## LISTED ENTRIES
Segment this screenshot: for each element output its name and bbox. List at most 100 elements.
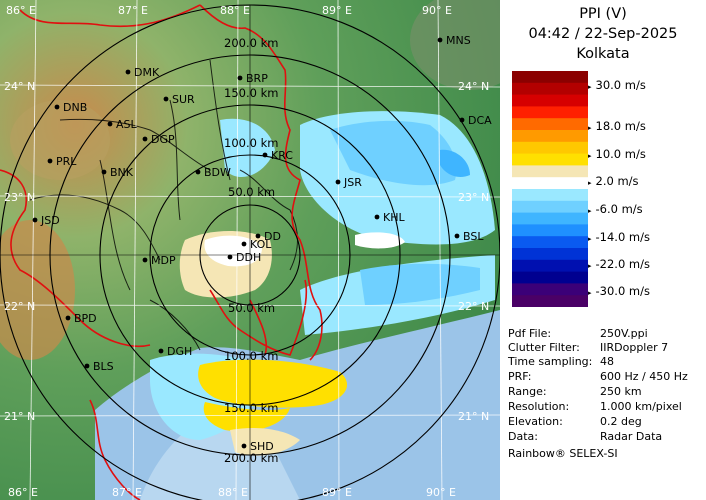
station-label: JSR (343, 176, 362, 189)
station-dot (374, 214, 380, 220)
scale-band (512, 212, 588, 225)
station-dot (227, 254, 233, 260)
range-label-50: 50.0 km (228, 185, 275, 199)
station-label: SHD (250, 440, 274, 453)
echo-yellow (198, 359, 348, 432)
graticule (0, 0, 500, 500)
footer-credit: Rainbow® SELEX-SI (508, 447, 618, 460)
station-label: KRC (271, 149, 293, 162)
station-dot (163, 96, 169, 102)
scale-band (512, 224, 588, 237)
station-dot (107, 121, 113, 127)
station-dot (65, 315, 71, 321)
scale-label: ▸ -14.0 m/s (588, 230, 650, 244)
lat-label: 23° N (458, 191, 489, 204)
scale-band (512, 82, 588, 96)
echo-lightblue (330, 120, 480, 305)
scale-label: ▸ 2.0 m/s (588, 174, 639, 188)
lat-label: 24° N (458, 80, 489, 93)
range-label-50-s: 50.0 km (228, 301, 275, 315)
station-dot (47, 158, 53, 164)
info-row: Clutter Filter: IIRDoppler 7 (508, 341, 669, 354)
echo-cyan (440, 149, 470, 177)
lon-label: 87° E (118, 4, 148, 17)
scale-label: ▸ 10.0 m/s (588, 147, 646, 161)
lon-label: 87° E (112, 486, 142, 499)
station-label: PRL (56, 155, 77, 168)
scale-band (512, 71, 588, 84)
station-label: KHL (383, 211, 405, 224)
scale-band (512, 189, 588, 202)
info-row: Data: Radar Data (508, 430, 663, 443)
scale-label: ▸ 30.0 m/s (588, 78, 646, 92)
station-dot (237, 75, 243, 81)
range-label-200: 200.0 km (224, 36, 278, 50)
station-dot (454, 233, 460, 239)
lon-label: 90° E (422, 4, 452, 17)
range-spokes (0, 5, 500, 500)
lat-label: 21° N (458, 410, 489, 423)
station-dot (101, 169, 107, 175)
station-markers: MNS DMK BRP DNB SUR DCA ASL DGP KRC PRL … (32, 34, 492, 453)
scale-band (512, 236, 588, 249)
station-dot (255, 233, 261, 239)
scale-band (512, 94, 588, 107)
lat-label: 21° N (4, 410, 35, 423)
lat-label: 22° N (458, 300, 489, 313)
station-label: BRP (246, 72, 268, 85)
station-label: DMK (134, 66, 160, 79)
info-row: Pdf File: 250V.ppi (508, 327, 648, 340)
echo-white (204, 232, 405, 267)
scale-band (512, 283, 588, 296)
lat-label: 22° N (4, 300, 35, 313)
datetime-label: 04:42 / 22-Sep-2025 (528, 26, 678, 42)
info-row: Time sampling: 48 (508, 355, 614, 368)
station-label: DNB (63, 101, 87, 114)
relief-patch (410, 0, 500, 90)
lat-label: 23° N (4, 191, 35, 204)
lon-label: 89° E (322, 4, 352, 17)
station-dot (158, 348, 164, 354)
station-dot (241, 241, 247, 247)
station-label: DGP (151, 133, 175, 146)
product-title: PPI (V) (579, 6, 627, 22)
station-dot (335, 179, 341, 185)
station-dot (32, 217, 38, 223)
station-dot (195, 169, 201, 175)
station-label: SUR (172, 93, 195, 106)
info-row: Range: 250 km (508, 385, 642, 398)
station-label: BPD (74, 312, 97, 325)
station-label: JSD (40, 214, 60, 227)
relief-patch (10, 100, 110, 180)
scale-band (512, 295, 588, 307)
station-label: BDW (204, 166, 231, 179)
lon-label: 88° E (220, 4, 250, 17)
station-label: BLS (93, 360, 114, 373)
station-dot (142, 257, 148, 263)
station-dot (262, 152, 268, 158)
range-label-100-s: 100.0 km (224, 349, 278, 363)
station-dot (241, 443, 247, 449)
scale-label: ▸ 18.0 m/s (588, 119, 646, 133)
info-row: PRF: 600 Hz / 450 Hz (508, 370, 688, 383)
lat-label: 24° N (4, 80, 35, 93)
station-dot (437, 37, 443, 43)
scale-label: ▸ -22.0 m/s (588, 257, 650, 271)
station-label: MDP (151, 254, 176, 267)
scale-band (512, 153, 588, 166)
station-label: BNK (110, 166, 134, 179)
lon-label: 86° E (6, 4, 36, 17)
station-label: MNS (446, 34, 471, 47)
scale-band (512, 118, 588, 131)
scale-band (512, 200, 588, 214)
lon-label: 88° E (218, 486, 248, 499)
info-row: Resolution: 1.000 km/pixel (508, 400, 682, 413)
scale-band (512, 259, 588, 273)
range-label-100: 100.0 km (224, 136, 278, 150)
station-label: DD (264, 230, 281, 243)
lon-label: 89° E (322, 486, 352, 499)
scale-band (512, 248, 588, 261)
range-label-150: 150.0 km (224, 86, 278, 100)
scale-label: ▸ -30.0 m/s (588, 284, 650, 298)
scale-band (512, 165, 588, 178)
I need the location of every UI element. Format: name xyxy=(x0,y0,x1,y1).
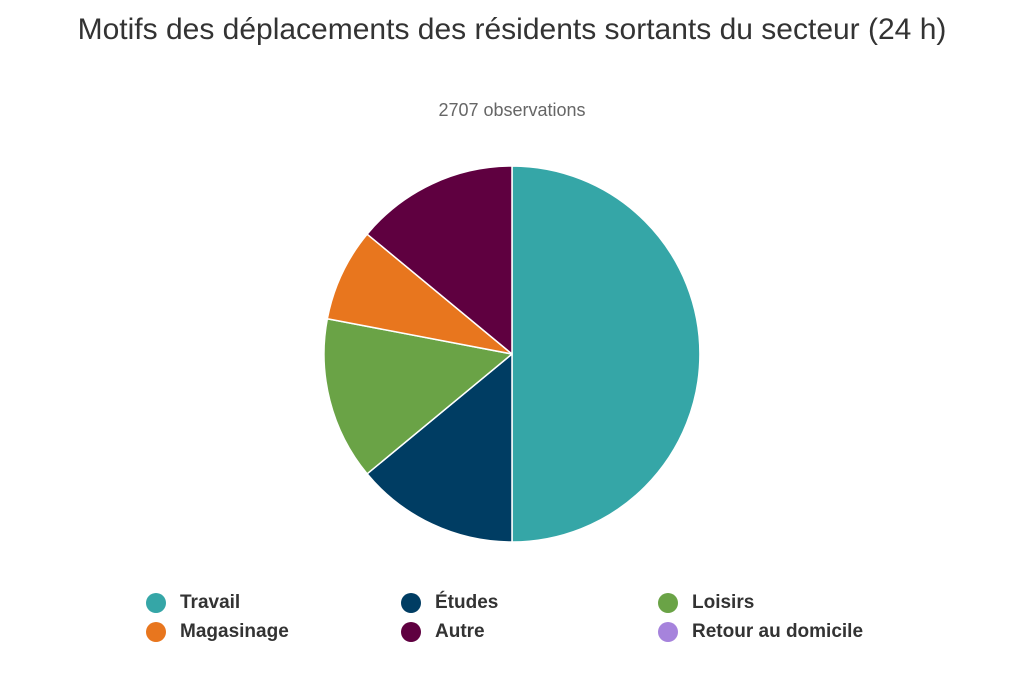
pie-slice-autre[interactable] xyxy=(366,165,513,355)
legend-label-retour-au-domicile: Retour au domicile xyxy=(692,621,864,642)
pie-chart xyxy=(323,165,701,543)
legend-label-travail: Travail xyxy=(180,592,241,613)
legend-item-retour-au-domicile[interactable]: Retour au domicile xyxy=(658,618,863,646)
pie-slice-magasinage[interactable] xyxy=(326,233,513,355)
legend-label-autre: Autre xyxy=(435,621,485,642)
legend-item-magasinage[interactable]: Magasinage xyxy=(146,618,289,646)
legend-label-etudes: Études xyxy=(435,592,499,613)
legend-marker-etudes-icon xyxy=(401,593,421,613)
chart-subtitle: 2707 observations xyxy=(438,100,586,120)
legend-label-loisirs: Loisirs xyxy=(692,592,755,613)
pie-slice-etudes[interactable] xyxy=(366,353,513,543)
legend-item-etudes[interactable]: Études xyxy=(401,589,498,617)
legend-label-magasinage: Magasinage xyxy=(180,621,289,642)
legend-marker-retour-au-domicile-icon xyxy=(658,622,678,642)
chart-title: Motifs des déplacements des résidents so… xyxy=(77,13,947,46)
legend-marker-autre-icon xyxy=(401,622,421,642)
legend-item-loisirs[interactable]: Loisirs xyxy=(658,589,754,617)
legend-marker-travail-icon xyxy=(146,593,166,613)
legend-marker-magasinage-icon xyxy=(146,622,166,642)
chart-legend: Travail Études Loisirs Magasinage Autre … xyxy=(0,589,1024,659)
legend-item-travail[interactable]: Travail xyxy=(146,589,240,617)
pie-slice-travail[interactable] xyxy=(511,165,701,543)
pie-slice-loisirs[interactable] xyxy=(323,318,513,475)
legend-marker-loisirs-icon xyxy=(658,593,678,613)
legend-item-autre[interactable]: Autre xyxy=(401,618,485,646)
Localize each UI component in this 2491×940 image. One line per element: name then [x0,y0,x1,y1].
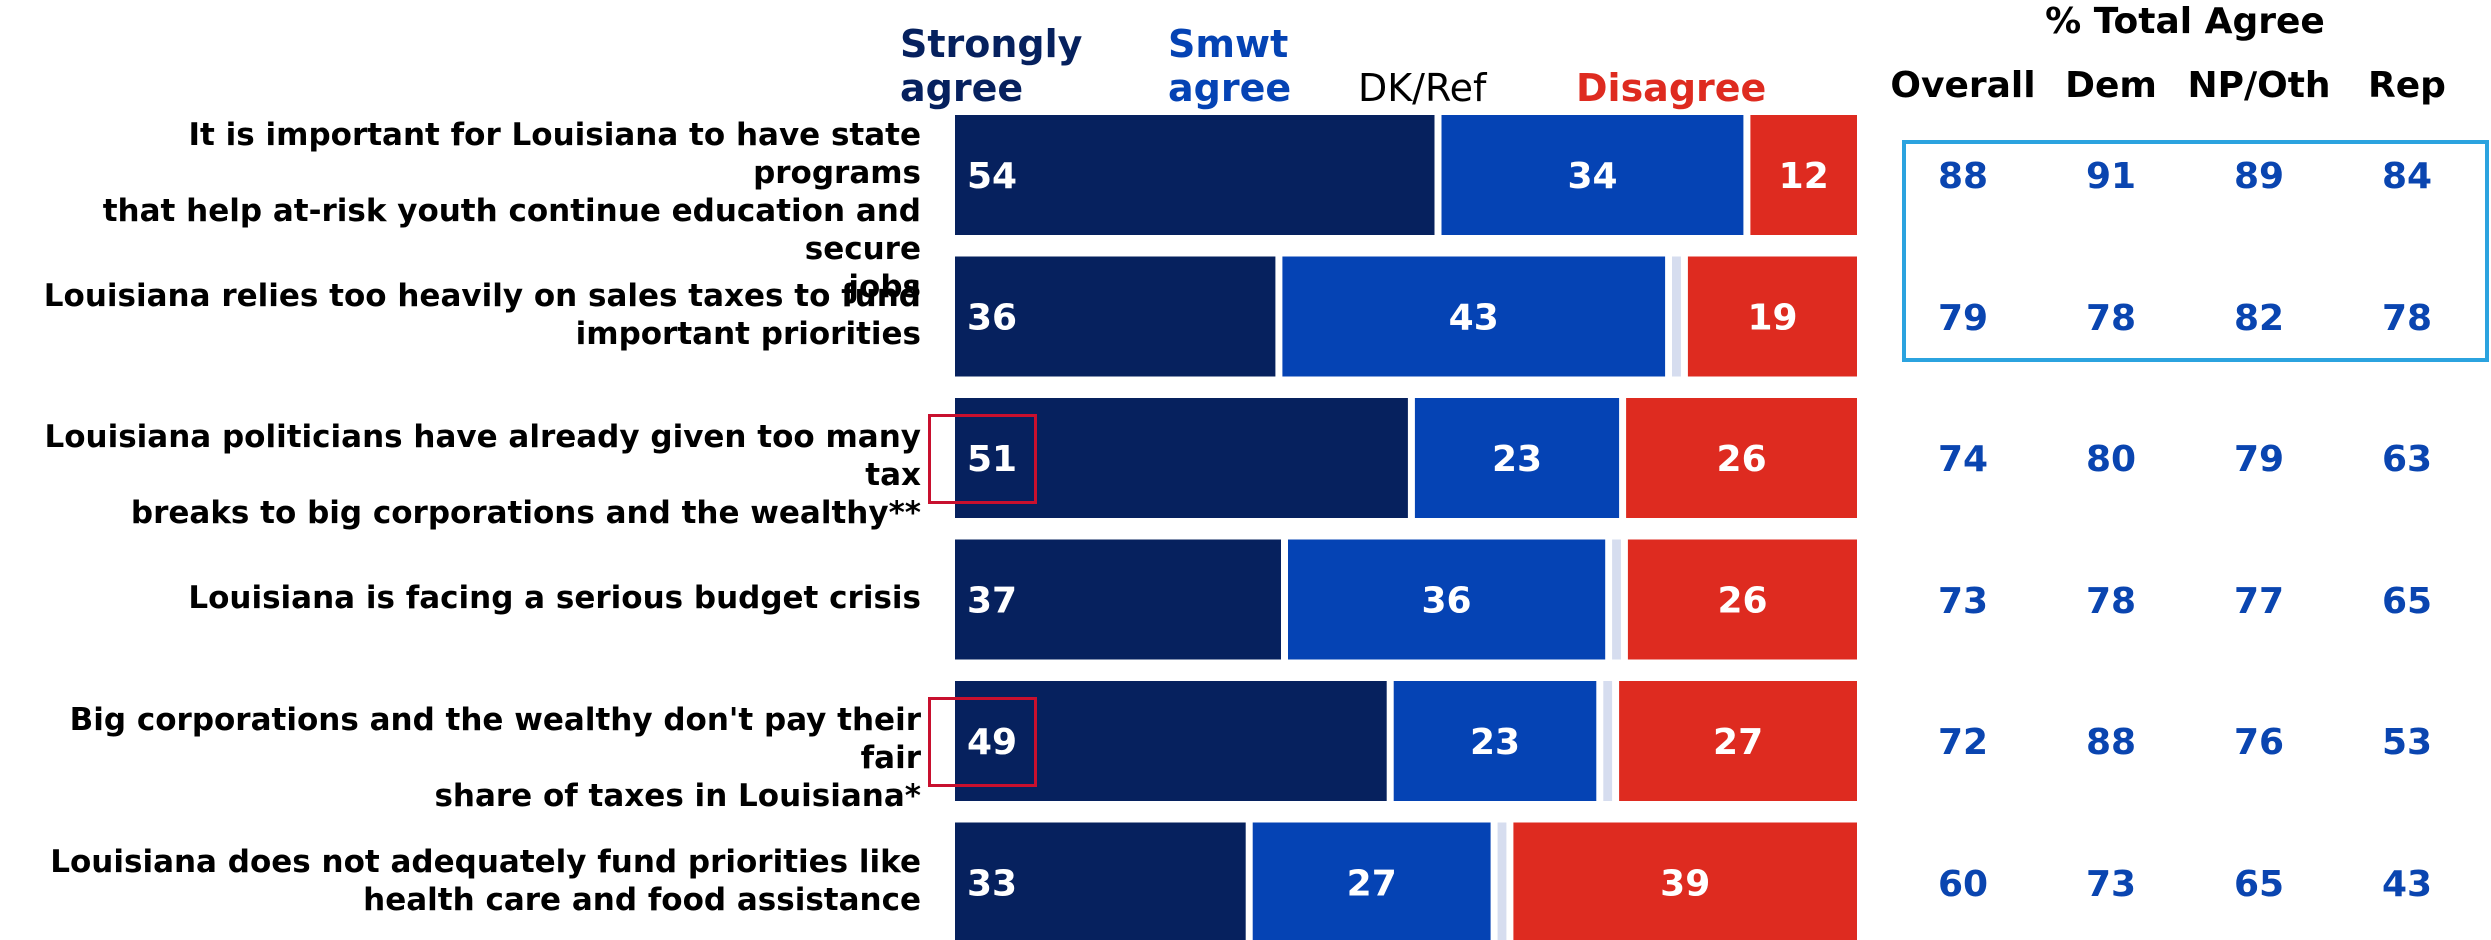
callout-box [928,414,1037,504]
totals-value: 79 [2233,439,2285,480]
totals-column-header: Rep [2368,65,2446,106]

## THE EXERCISE
Put each line into a JSON list of strings, one string per line and blank lines left out. Start with the line that contains "callout-box [928,414,1037,504]" and go on through the last line of the items.

## WRITTEN SOLUTION
[
  "callout-box [928,414,1037,504]",
  "totals-value: 79 [2233,439,2285,480]",
  "totals-column-header: Rep [2368,65,2446,106]"
]